The Pilea peperomioides, or "Chinese money plant."

Native to rocky areas of southern China, the Pilea peperomioides goes by various other names too, including pancake plant, coin plant, and even UFO plant because of its round-shaped leaves.

According to Leslie F. Halleck, certified professional horticulturist, author of Gardening Under Lights, Plant Parenting, and Tiny Plants, and UCLA extension horticulture instructor, "Many in the plant space are shifting to using coin plant as a more culturally acceptable common name for Pilea peperomioides."

People choose this plant for its curious round-shaped leaves, and it's also considered a lucky, wealth-attracting plant in feng shui.

The Pilea peperomioides is a relatively common plant that you should be able to find at your local plant shop or nursery. 

Planting & growing a Pilea peperomioides.

Growing a Pilea peperomioides indoors is easy as long as you place it in an area of your home where it gets adequate bright, indirect light but won't be shocked by cold drafts from windows or vents.

"The No. 1 thing for success is giving the plant the right environment," says Justin Hancock, horticulturist and head of brand marketing at Costa Farms. "Light is key—so look for a spot with sufficient natural or artificial light."

If your space doesn't get much sunlight, using a grow light is also an option, but you'll need to make sure it doesn't overpower your plant. "You don't want to place it too close to a grow lamp that will deliver intense light and heat," says Halleck.

Caring for the plant.

Once you've found a sunny spot for your plant, here's how experts recommend caring for it so it thrives.


These plants do best with infrequent watering, so wait until the soil dries out before giving them another drink. "Coin plants prefer a bit more oxygen at the root zone and need to approach dry before you apply another thorough watering," explains Halleck.

• **Collected material**
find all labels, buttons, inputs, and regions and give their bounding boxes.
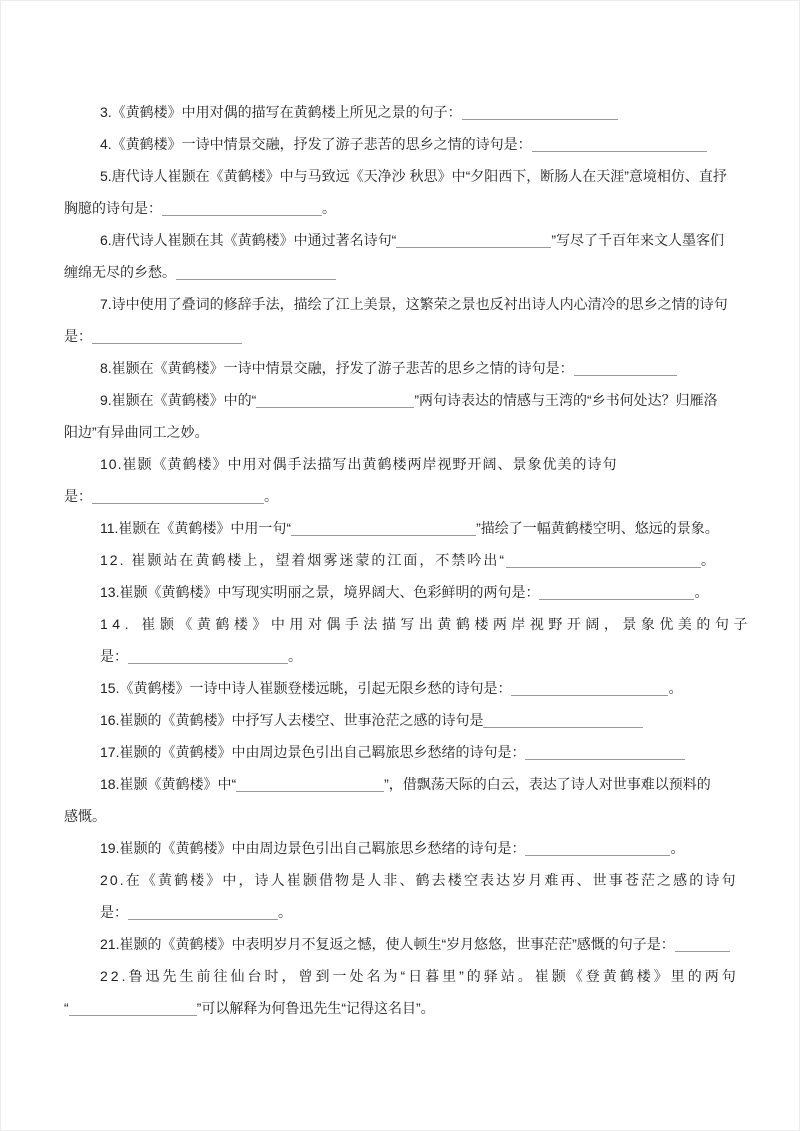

• **Challenges**
- A) From the Pilea peperomioides text, write out the passage from "The Pilea peperomioides, or" to "a Pilea peperomioides.".
- B) According to the Pilea peperomioides text, where is the plant native to?
- C) Pick up the Pilea peperomioides text after its last sentence and keep writing.

• **Set of answers**
- A)
The Pilea peperomioides, or "Chinese money plant."

Native to rocky areas of southern China, the Pilea peperomioides goes by various other names too, including pancake plant, coin plant, and even UFO plant because of its round-shaped leaves.

According to Leslie F. Halleck, certified professional horticulturist, author of Gardening Under Lights, Plant Parenting, and Tiny Plants, and UCLA extension horticulture instructor, "Many in the plant space are shifting to using coin plant as a more culturally acceptable common name for Pilea peperomioides."

People choose this plant for its curious round-shaped leaves, and it's also considered a lucky, wealth-attracting plant in feng shui.

The Pilea peperomioides is a relatively common plant that you should be able to find at your local plant shop or nursery. 

Planting & growing a Pilea peperomioides.

- B) Rocky areas of southern China.

- C)
You can probably go longer between waterings than you think since these plants are hardy, resistant, and act more like succulents. A properly watered plant will be upright with flat, glossy leaves, says Halleck. "I'd always advise erring on the side of a little less water than more," she adds.


These plants prefer to be placed in an area that is bright but doesn't receive direct sunlight for most of the day, says Hancock.

With that being said, it's important to ensure this plant gets enough rays. "Not enough light results in slow growth with long internodes—the space between the leaves—resulting in an unattractive, lanky plant," says Hancock.

So what type of light should you aim for? "Morning sunlight and indirect afternoon sunlight is best," Michael Clarke, a horticulture expert and the founder of Pulled, tells mbg. For those living in the Northern Hemisphere, placing your plant near an east-facing window will be a good bet.


"Loose, well-draining soil is the best to allow proper drainage from the root zone and increase aeration," says Clarke. A standard organic potting soil should work well, but Halleck says you can also add coconut coir, perlite, or some worm castings for extra aeration. 

"Don't over-pot these plants; meaning use smaller containers as plants have a relatively small root system," she adds.


Coin plants aren't finicky when it comes to temperature. "Plants are happy at normal household temperatures between 60 to 75 degrees Fahrenheit," says Halleck. 

You'll just want to avoid areas in the home where there can be sudden temp changes. "Keep [your plant] away from drafts and vents," she suggests. "Exposure to direct airflow that's significantly warmer or cooler than the ambient air temperature can damage the leaves, causing yellow or brown edges and premature leaf drop."

Common problems & how to fix.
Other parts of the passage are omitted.